TASK OBJECTIVE >> Do not carry the pictures over; copy every other part of the entries exactly.

───── DATA FOR THIS TASK

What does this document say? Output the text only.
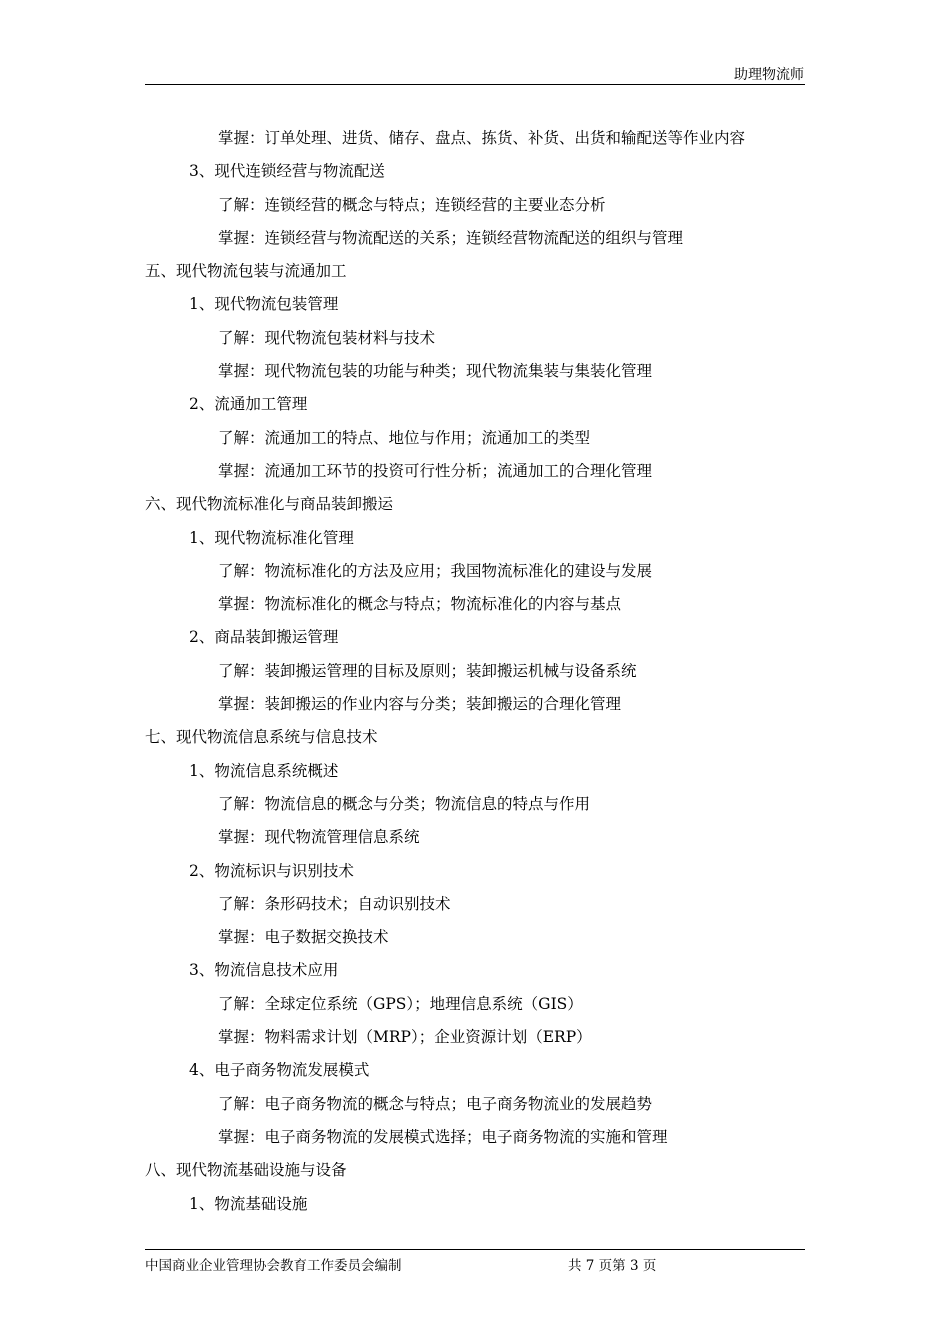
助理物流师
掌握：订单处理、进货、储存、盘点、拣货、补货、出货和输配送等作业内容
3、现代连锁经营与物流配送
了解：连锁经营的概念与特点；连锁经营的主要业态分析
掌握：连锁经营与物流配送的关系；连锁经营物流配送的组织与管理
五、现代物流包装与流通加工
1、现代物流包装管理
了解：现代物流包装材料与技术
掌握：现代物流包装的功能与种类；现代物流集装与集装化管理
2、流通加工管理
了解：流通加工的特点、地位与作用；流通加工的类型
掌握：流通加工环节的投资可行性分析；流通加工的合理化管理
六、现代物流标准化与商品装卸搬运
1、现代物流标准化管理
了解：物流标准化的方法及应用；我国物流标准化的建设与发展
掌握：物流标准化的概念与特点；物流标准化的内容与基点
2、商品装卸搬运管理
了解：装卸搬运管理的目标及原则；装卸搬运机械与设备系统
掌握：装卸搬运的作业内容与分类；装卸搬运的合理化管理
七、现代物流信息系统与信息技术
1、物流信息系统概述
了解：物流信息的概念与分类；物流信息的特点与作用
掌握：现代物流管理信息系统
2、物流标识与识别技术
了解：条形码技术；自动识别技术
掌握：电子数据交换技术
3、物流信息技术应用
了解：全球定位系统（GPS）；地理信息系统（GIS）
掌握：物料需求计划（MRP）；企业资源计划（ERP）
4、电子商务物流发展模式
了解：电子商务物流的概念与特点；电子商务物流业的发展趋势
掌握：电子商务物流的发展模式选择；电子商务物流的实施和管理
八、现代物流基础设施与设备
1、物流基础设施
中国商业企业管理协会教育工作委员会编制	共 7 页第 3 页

──────────

SOLUTION FOR THIS PROBLEM >>
What does this document say? Output the text only.
助理物流师
掌握：订单处理、进货、储存、盘点、拣货、补货、出货和输配送等作业内容
3、现代连锁经营与物流配送
了解：连锁经营的概念与特点；连锁经营的主要业态分析
掌握：连锁经营与物流配送的关系；连锁经营物流配送的组织与管理
五、现代物流包装与流通加工
1、现代物流包装管理
了解：现代物流包装材料与技术
掌握：现代物流包装的功能与种类；现代物流集装与集装化管理
2、流通加工管理
了解：流通加工的特点、地位与作用；流通加工的类型
掌握：流通加工环节的投资可行性分析；流通加工的合理化管理
六、现代物流标准化与商品装卸搬运
1、现代物流标准化管理
了解：物流标准化的方法及应用；我国物流标准化的建设与发展
掌握：物流标准化的概念与特点；物流标准化的内容与基点
2、商品装卸搬运管理
了解：装卸搬运管理的目标及原则；装卸搬运机械与设备系统
掌握：装卸搬运的作业内容与分类；装卸搬运的合理化管理
七、现代物流信息系统与信息技术
1、物流信息系统概述
了解：物流信息的概念与分类；物流信息的特点与作用
掌握：现代物流管理信息系统
2、物流标识与识别技术
了解：条形码技术；自动识别技术
掌握：电子数据交换技术
3、物流信息技术应用
了解：全球定位系统（GPS）；地理信息系统（GIS）
掌握：物料需求计划（MRP）；企业资源计划（ERP）
4、电子商务物流发展模式
了解：电子商务物流的概念与特点；电子商务物流业的发展趋势
掌握：电子商务物流的发展模式选择；电子商务物流的实施和管理
八、现代物流基础设施与设备
1、物流基础设施
中国商业企业管理协会教育工作委员会编制	共 7 页第 3 页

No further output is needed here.